[THE REQUEST]: Copy everything from the line with "353, 527, 396]" down to the line with "432, 272, 446]", swapping "candle-body" for "bar-body" and leaving the rest unchanged.

[THE RECORDS]:
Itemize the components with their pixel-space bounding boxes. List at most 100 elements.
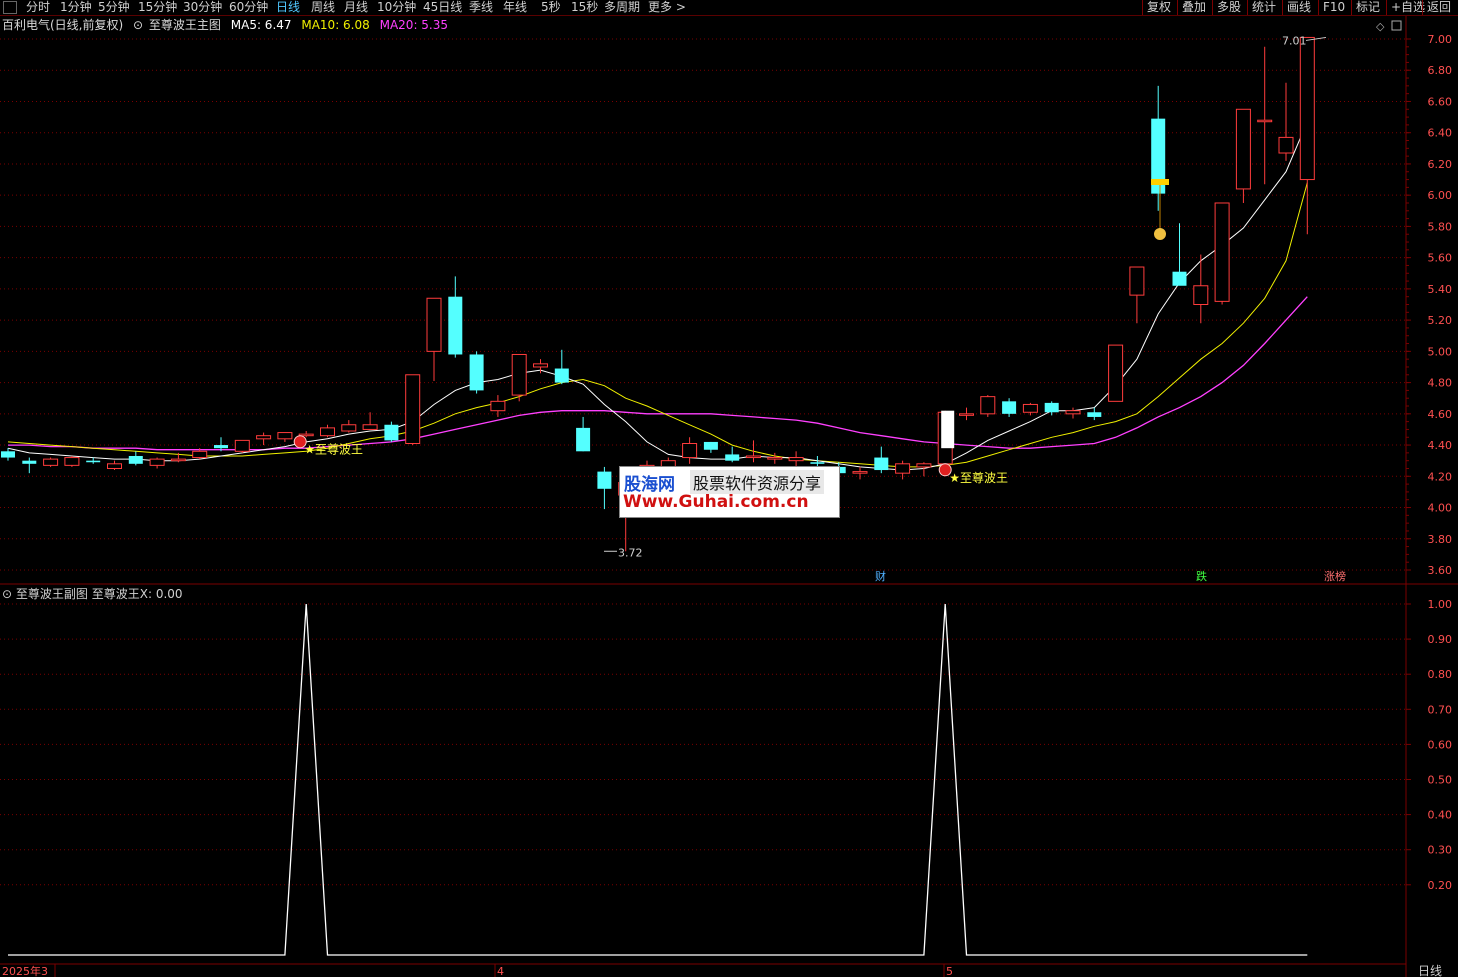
candle-body	[511, 353, 527, 396]
candle-32	[682, 437, 698, 464]
candle-58	[1235, 108, 1251, 203]
candle-body	[554, 368, 569, 383]
candle-body	[86, 460, 101, 463]
y-tick-label: 4.00	[1428, 502, 1453, 515]
signal-bar	[941, 410, 955, 449]
candle-51	[1087, 407, 1102, 421]
watermark-box: 股海网 股票软件资源分享 Www.Guhai.com.cn	[619, 466, 840, 518]
y-tick-label: 5.40	[1428, 283, 1453, 296]
y-tick-label: 5.60	[1428, 252, 1453, 265]
sub-y-tick-label: 0.20	[1428, 879, 1453, 892]
marker-zhangbang: 涨榜	[1324, 569, 1346, 583]
ma5-line	[7, 121, 1308, 471]
candle-52	[1108, 344, 1124, 402]
candle-0	[1, 448, 15, 461]
candle-6	[128, 451, 143, 466]
candle-20	[426, 297, 442, 382]
candle-body	[107, 463, 122, 469]
candle-body	[895, 463, 911, 474]
candle-body	[1214, 202, 1230, 302]
sub-y-tick-label: 0.40	[1428, 809, 1453, 822]
candle-17	[362, 412, 378, 430]
candle-body	[192, 450, 208, 459]
candle-body	[533, 363, 548, 368]
candle-18	[384, 421, 399, 442]
candle-body	[682, 442, 698, 459]
period-label: 日线	[1418, 964, 1442, 977]
candle-13	[277, 432, 293, 442]
candle-40	[852, 466, 868, 480]
candle-57	[1214, 202, 1230, 305]
candle-body	[725, 454, 740, 461]
candle-body	[1065, 410, 1081, 415]
candle-body	[1278, 136, 1294, 154]
candle-body	[1257, 119, 1273, 123]
candle-body	[959, 413, 974, 416]
y-tick-label: 4.60	[1428, 408, 1453, 421]
candle-56	[1193, 254, 1209, 324]
candle-body	[214, 445, 228, 449]
x-label-month4: 4	[497, 965, 504, 977]
candle-1	[22, 457, 37, 474]
candle-12	[256, 432, 272, 446]
candle-body	[1002, 401, 1017, 414]
candle-body	[405, 374, 421, 444]
low-price-label: 3.72	[618, 546, 643, 559]
candle-body	[320, 427, 335, 437]
candle-body	[256, 435, 272, 440]
candle-59	[1257, 46, 1273, 185]
candle-body	[874, 457, 889, 471]
candle-24	[511, 353, 527, 402]
candle-46	[980, 395, 996, 417]
candle-body	[490, 400, 506, 412]
candle-41	[874, 446, 889, 474]
sub-y-tick-label: 0.30	[1428, 844, 1453, 857]
high-price-label: 7.01	[1282, 34, 1307, 47]
candle-body	[916, 463, 932, 468]
candle-48	[1022, 402, 1038, 416]
y-tick-label: 6.20	[1428, 158, 1453, 171]
marker-die: 跌	[1196, 569, 1207, 583]
candle-body	[810, 462, 825, 464]
candle-4	[86, 457, 101, 464]
candle-22	[469, 351, 484, 394]
y-tick-label: 6.00	[1428, 189, 1453, 202]
candle-body	[576, 427, 591, 452]
candle-body	[64, 457, 80, 466]
candle-body	[1108, 344, 1124, 402]
candle-42	[895, 460, 911, 480]
candle-33	[703, 441, 718, 453]
sub-indicator-chart[interactable]: 1.00 0.90 0.80 0.70 0.60 0.50 0.40 0.30 0.20 2025…	[0, 585, 1458, 977]
y-tick-label: 4.20	[1428, 470, 1453, 483]
candle-body	[170, 458, 186, 462]
sub-y-tick-label: 0.90	[1428, 633, 1453, 646]
candle-body	[362, 424, 378, 430]
sub-y-tick-label: 0.60	[1428, 738, 1453, 751]
candle-34	[725, 446, 740, 463]
watermark-url: Www.Guhai.com.cn	[623, 492, 809, 512]
y-tick-label: 6.40	[1428, 127, 1453, 140]
candle-19	[405, 374, 421, 446]
money-bag-icon	[1154, 228, 1166, 240]
candle-5	[107, 460, 122, 471]
candle-body	[448, 296, 463, 355]
candle-body	[1022, 403, 1038, 413]
y-tick-label: 5.20	[1428, 314, 1453, 327]
candle-55	[1172, 223, 1187, 286]
y-tick-label: 5.80	[1428, 220, 1453, 233]
candle-body	[426, 297, 442, 352]
candle-27	[576, 416, 591, 452]
candle-body	[980, 396, 996, 415]
sub-y-tick-label: 1.00	[1428, 598, 1453, 611]
y-tick-label: 3.80	[1428, 533, 1453, 546]
candle-body	[1193, 285, 1209, 305]
x-label-start: 2025年3	[2, 964, 48, 977]
candle-28	[597, 466, 612, 510]
limit-up-marker	[1151, 179, 1169, 185]
candle-body	[1087, 412, 1102, 417]
candle-body	[746, 455, 761, 459]
candle-body	[128, 455, 143, 464]
candle-body	[149, 458, 165, 466]
candle-body	[1235, 108, 1251, 190]
candle-body	[234, 439, 250, 452]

[COMPLETE ANSWER]:
bar-body	[511, 353, 527, 396]
candle-32	[682, 437, 698, 464]
candle-58	[1235, 108, 1251, 203]
bar-body	[554, 368, 569, 383]
bar-body	[86, 460, 101, 463]
y-tick-label: 4.00	[1428, 502, 1453, 515]
signal-bar	[941, 410, 955, 449]
candle-51	[1087, 407, 1102, 421]
watermark-box: 股海网 股票软件资源分享 Www.Guhai.com.cn	[619, 466, 840, 518]
y-tick-label: 5.40	[1428, 283, 1453, 296]
y-tick-label: 5.60	[1428, 252, 1453, 265]
sub-y-tick-label: 0.20	[1428, 879, 1453, 892]
marker-zhangbang: 涨榜	[1324, 569, 1346, 583]
ma5-line	[7, 121, 1308, 471]
candle-52	[1108, 344, 1124, 402]
candle-0	[1, 448, 15, 461]
candle-6	[128, 451, 143, 466]
candle-20	[426, 297, 442, 382]
bar-body	[107, 463, 122, 469]
bar-body	[895, 463, 911, 474]
bar-body	[1214, 202, 1230, 302]
sub-y-tick-label: 0.40	[1428, 809, 1453, 822]
candle-17	[362, 412, 378, 430]
bar-body	[192, 450, 208, 459]
bar-body	[533, 363, 548, 368]
candle-18	[384, 421, 399, 442]
bar-body	[682, 442, 698, 459]
period-label: 日线	[1418, 964, 1442, 977]
candle-13	[277, 432, 293, 442]
candle-40	[852, 466, 868, 480]
candle-57	[1214, 202, 1230, 305]
bar-body	[725, 454, 740, 461]
bar-body	[1065, 410, 1081, 415]
bar-body	[1278, 136, 1294, 154]
bar-body	[1257, 119, 1273, 123]
bar-body	[959, 413, 974, 416]
y-tick-label: 4.60	[1428, 408, 1453, 421]
candle-56	[1193, 254, 1209, 324]
bar-body	[214, 445, 228, 449]
x-label-month4: 4	[497, 965, 504, 977]
candle-1	[22, 457, 37, 474]
candle-12	[256, 432, 272, 446]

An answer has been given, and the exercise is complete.